Quote the whole listing verbatim.

■ ■ ■ ■ ■ ■ ■

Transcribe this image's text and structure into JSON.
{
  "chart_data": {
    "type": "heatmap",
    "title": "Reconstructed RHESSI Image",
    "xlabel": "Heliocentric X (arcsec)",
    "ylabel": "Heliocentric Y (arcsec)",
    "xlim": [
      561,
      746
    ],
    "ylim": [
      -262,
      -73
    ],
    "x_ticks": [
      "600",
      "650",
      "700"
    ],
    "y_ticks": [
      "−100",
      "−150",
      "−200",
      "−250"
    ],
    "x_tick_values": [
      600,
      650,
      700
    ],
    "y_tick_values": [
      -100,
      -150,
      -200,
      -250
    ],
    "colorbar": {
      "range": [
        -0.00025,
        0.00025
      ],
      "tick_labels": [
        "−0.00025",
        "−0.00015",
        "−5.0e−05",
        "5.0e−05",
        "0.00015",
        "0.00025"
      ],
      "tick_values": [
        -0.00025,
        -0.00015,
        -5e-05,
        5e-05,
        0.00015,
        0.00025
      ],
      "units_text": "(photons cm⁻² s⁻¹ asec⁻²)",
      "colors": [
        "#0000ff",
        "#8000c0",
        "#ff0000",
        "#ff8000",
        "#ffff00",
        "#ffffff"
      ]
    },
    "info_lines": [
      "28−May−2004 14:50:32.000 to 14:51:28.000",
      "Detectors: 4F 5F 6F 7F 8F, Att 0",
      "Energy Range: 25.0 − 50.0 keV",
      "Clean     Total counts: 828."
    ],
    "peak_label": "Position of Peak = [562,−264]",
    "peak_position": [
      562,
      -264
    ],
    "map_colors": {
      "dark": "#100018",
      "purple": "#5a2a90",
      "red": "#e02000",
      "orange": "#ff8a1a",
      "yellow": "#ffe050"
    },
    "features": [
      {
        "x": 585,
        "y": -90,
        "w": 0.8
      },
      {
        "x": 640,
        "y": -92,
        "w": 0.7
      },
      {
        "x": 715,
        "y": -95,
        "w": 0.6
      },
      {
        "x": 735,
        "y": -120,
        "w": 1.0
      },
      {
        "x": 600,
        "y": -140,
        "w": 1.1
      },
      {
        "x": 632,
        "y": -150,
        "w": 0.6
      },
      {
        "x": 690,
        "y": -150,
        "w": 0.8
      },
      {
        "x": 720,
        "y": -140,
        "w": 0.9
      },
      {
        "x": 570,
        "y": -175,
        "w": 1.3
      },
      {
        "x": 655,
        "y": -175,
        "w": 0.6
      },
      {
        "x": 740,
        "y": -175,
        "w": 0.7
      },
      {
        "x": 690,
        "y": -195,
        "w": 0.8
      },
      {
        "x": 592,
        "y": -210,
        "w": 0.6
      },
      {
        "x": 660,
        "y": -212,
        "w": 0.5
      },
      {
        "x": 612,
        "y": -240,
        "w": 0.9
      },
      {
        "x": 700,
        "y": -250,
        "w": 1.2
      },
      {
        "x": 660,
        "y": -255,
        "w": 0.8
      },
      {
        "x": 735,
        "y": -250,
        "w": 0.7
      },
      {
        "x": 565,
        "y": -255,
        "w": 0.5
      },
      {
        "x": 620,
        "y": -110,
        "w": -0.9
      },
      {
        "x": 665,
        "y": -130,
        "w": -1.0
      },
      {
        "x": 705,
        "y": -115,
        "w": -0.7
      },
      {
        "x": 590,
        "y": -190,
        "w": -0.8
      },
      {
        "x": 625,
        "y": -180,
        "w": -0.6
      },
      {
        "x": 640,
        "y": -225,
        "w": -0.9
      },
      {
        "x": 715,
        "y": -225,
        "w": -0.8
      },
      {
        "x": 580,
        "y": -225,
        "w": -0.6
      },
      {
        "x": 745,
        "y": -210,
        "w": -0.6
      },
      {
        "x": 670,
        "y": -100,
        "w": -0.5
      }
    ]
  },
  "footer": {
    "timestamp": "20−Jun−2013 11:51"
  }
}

■ ■ ■ ■ ■ ■ ■

## Expected answer
Transcribe this image's text and structure into JSON.
{
  "chart_data": {
    "type": "heatmap",
    "title": "Reconstructed RHESSI Image",
    "xlabel": "Heliocentric X (arcsec)",
    "ylabel": "Heliocentric Y (arcsec)",
    "xlim": [
      561,
      746
    ],
    "ylim": [
      -262,
      -73
    ],
    "x_ticks": [
      "600",
      "650",
      "700"
    ],
    "y_ticks": [
      "−100",
      "−150",
      "−200",
      "−250"
    ],
    "x_tick_values": [
      600,
      650,
      700
    ],
    "y_tick_values": [
      -100,
      -150,
      -200,
      -250
    ],
    "colorbar": {
      "range": [
        -0.00025,
        0.00025
      ],
      "tick_labels": [
        "−0.00025",
        "−0.00015",
        "−5.0e−05",
        "5.0e−05",
        "0.00015",
        "0.00025"
      ],
      "tick_values": [
        -0.00025,
        -0.00015,
        -5e-05,
        5e-05,
        0.00015,
        0.00025
      ],
      "units_text": "(photons cm⁻² s⁻¹ asec⁻²)",
      "colors": [
        "#0000ff",
        "#8000c0",
        "#ff0000",
        "#ff8000",
        "#ffff00",
        "#ffffff"
      ]
    },
    "info_lines": [
      "28−May−2004 14:50:32.000 to 14:51:28.000",
      "Detectors: 4F 5F 6F 7F 8F, Att 0",
      "Energy Range: 25.0 − 50.0 keV",
      "Clean     Total counts: 828."
    ],
    "peak_label": "Position of Peak = [562,−264]",
    "peak_position": [
      562,
      -264
    ],
    "map_colors": {
      "dark": "#100018",
      "purple": "#5a2a90",
      "red": "#e02000",
      "orange": "#ff8a1a",
      "yellow": "#ffe050"
    },
    "features": [
      {
        "x": 585,
        "y": -90,
        "w": 0.8
      },
      {
        "x": 640,
        "y": -92,
        "w": 0.7
      },
      {
        "x": 715,
        "y": -95,
        "w": 0.6
      },
      {
        "x": 735,
        "y": -120,
        "w": 1.0
      },
      {
        "x": 600,
        "y": -140,
        "w": 1.1
      },
      {
        "x": 632,
        "y": -150,
        "w": 0.6
      },
      {
        "x": 690,
        "y": -150,
        "w": 0.8
      },
      {
        "x": 720,
        "y": -140,
        "w": 0.9
      },
      {
        "x": 570,
        "y": -175,
        "w": 1.3
      },
      {
        "x": 655,
        "y": -175,
        "w": 0.6
      },
      {
        "x": 740,
        "y": -175,
        "w": 0.7
      },
      {
        "x": 690,
        "y": -195,
        "w": 0.8
      },
      {
        "x": 592,
        "y": -210,
        "w": 0.6
      },
      {
        "x": 660,
        "y": -212,
        "w": 0.5
      },
      {
        "x": 612,
        "y": -240,
        "w": 0.9
      },
      {
        "x": 700,
        "y": -250,
        "w": 1.2
      },
      {
        "x": 660,
        "y": -255,
        "w": 0.8
      },
      {
        "x": 735,
        "y": -250,
        "w": 0.7
      },
      {
        "x": 565,
        "y": -255,
        "w": 0.5
      },
      {
        "x": 620,
        "y": -110,
        "w": -0.9
      },
      {
        "x": 665,
        "y": -130,
        "w": -1.0
      },
      {
        "x": 705,
        "y": -115,
        "w": -0.7
      },
      {
        "x": 590,
        "y": -190,
        "w": -0.8
      },
      {
        "x": 625,
        "y": -180,
        "w": -0.6
      },
      {
        "x": 640,
        "y": -225,
        "w": -0.9
      },
      {
        "x": 715,
        "y": -225,
        "w": -0.8
      },
      {
        "x": 580,
        "y": -225,
        "w": -0.6
      },
      {
        "x": 745,
        "y": -210,
        "w": -0.6
      },
      {
        "x": 670,
        "y": -100,
        "w": -0.5
      }
    ]
  },
  "footer": {
    "timestamp": "20−Jun−2013 11:51"
  }
}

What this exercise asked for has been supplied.